### Exercise requirements
Collect every line below that contains the word "meurte".

------

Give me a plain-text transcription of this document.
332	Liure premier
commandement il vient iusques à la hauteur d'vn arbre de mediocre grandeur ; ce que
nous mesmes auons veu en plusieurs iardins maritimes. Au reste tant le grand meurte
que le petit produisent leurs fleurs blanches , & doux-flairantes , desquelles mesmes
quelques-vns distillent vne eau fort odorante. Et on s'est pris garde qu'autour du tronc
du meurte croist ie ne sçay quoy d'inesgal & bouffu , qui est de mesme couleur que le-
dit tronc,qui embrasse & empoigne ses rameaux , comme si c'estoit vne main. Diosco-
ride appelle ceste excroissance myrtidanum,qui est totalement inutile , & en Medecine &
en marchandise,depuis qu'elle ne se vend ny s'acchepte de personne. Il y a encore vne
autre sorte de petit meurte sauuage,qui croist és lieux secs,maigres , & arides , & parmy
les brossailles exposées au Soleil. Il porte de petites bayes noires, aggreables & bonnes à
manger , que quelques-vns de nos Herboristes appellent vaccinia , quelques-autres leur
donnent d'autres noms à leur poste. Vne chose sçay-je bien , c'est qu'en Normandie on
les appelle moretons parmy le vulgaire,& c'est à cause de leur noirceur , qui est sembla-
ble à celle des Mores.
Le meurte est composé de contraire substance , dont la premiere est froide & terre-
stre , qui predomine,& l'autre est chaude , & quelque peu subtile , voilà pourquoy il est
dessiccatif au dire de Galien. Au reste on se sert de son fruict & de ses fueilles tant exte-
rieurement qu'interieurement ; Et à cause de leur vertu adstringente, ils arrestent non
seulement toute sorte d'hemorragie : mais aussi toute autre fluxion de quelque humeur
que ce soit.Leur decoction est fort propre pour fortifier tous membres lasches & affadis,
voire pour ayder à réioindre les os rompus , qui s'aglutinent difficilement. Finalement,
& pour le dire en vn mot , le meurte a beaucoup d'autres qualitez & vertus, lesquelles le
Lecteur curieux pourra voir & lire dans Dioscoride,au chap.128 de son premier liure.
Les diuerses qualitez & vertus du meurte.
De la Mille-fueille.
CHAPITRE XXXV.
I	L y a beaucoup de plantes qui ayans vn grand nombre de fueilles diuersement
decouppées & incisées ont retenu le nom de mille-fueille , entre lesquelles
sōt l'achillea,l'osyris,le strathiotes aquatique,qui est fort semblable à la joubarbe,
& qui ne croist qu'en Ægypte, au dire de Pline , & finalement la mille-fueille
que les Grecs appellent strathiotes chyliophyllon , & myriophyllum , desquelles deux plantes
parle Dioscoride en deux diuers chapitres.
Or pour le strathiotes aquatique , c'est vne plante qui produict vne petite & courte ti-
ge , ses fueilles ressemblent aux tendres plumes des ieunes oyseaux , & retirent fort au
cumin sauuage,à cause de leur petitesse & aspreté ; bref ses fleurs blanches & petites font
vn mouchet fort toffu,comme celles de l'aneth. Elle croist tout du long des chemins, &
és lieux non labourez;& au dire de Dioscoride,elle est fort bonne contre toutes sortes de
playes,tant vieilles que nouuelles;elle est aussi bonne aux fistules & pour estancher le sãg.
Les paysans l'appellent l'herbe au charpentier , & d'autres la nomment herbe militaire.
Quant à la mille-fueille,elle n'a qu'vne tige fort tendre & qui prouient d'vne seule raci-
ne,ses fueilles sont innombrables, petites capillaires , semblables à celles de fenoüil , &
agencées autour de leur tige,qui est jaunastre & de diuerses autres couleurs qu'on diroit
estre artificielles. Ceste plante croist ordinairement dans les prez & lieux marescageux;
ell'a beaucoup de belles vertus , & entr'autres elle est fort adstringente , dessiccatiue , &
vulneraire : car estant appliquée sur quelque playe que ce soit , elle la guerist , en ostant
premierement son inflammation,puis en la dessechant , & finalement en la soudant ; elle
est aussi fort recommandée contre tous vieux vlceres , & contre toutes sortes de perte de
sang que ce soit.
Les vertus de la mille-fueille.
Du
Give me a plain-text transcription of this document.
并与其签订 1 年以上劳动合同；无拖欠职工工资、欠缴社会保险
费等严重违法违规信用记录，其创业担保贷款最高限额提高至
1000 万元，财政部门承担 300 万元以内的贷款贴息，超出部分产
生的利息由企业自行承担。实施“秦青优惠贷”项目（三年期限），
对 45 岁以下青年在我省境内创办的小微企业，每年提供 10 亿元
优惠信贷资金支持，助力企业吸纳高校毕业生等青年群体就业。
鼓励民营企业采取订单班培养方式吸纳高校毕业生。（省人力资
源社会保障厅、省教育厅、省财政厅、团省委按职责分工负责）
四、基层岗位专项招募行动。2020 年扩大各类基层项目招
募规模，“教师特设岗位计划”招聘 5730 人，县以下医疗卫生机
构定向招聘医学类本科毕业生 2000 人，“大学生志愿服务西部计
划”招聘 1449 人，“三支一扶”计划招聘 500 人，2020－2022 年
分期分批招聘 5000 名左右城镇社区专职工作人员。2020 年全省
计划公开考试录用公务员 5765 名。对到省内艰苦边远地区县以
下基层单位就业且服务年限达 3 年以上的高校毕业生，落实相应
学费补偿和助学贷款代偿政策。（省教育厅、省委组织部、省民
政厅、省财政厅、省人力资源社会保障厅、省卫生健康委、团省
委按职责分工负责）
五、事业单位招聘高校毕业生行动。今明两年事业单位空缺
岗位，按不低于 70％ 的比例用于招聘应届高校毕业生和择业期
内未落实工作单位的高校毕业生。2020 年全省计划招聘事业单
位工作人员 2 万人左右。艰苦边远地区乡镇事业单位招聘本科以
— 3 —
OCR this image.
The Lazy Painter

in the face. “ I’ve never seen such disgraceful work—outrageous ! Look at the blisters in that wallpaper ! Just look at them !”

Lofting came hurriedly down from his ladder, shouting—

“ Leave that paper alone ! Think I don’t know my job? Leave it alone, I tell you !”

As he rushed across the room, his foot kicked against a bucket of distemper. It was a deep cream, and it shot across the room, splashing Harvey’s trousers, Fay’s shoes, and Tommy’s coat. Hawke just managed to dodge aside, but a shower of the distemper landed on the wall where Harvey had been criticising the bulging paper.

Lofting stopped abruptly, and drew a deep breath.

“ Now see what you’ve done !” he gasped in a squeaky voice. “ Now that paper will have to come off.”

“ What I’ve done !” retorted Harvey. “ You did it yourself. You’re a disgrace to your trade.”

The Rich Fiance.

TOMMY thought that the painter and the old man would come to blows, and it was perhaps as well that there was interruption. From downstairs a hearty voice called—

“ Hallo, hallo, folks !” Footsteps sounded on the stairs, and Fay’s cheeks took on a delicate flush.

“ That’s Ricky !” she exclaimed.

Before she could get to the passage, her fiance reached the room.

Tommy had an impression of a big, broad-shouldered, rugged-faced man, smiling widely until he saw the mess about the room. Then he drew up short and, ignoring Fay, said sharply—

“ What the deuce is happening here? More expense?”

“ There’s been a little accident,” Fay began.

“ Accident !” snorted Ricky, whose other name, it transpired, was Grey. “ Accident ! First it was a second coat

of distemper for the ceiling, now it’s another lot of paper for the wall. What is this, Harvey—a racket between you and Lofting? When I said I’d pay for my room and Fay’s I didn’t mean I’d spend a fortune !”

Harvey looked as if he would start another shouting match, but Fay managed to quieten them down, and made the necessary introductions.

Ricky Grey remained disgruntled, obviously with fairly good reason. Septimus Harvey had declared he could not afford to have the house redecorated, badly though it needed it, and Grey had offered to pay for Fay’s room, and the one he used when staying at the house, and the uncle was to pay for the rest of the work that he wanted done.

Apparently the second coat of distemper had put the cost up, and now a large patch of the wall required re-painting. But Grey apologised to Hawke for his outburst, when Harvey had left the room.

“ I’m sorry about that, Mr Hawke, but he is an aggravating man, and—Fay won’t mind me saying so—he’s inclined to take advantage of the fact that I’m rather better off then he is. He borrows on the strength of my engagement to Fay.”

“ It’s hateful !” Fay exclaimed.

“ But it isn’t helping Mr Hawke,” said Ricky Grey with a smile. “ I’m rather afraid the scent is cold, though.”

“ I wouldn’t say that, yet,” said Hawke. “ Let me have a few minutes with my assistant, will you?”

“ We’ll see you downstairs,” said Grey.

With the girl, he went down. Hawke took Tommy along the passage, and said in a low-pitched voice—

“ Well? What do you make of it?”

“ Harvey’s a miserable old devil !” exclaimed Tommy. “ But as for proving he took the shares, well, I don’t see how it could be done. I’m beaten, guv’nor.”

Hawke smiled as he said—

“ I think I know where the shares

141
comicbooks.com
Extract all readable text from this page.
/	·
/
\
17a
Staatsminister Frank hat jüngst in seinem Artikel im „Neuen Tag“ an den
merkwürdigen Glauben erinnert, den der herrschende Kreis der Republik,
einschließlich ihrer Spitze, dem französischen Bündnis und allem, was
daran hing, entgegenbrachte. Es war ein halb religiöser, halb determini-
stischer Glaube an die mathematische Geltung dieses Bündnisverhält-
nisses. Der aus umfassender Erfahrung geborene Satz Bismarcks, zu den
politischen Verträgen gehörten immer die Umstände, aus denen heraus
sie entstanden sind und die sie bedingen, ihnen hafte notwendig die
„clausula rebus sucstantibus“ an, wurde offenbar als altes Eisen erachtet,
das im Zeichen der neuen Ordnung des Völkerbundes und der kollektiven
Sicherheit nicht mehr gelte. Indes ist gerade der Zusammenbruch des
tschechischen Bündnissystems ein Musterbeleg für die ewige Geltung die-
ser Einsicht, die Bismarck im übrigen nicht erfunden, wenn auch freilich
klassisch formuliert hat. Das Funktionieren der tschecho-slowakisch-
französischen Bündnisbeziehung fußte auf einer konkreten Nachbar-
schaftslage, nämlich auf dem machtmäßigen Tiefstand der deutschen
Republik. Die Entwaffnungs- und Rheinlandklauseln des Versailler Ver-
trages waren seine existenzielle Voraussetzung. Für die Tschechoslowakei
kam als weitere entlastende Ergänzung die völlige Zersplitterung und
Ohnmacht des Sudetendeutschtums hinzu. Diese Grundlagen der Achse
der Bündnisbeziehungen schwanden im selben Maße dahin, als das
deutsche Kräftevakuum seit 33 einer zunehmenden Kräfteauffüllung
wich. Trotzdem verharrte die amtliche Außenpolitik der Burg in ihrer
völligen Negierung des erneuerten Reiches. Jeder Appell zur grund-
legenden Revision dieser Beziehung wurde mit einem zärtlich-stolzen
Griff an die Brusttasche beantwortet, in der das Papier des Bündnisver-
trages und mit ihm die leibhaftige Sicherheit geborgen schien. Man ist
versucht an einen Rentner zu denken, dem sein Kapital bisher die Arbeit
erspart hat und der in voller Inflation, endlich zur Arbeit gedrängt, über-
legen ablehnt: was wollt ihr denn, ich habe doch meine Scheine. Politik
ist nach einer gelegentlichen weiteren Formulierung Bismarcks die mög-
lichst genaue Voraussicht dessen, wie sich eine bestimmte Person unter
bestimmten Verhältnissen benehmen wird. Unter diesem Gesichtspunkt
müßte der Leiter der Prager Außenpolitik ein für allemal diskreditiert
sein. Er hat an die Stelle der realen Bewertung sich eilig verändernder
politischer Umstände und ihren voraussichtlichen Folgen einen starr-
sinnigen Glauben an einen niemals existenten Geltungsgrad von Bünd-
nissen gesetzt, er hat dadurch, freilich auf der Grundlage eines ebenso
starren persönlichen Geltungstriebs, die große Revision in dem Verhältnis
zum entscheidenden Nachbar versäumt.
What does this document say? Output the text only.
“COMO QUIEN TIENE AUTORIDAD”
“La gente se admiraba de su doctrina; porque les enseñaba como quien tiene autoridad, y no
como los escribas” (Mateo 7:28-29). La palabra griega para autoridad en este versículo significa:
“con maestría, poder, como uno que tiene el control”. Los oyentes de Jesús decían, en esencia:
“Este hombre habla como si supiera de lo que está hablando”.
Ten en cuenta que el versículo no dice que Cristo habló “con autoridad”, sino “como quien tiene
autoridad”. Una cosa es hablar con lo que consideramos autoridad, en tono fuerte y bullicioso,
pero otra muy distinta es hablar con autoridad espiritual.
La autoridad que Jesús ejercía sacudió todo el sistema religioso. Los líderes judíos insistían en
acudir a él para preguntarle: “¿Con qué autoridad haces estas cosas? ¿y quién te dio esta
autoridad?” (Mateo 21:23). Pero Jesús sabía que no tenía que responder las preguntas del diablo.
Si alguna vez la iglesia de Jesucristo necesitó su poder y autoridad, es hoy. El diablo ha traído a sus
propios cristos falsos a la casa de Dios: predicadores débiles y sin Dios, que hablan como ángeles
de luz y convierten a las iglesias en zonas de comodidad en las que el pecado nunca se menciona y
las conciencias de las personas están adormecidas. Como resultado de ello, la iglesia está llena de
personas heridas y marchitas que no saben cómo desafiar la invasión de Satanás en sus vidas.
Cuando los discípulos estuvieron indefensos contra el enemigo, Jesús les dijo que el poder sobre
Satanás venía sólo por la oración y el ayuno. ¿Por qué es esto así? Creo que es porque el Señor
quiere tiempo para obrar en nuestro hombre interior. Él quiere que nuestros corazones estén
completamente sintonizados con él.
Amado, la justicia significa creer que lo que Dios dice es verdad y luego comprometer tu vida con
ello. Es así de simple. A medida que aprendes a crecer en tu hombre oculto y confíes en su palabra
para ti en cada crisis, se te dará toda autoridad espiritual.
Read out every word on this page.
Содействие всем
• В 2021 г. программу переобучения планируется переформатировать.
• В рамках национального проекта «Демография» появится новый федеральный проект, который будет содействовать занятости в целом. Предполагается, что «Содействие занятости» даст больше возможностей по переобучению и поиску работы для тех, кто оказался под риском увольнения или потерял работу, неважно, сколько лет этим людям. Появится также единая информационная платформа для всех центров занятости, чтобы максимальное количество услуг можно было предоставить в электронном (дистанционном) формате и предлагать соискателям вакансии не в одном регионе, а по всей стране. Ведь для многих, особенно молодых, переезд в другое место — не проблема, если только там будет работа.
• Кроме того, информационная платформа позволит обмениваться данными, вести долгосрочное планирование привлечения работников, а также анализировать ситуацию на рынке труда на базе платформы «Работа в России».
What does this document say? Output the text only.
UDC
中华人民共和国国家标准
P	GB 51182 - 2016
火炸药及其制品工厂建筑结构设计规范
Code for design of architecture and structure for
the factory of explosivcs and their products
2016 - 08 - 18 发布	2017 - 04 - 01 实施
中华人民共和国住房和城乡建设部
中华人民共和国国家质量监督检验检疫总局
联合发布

------

### Task solution
nous mesmes auons veu en plusieurs iardins maritimes. Au reste tant le grand meurte
du meurte croist ie ne sçay quoy d'inesgal & bouffu , qui est de mesme couleur que le-
autre sorte de petit meurte sauuage,qui croist és lieux secs,maigres , & arides , & parmy
Le meurte est composé de contraire substance , dont la premiere est froide & terre-
& pour le dire en vn mot , le meurte a beaucoup d'autres qualitez & vertus, lesquelles le
Les diuerses qualitez & vertus du meurte.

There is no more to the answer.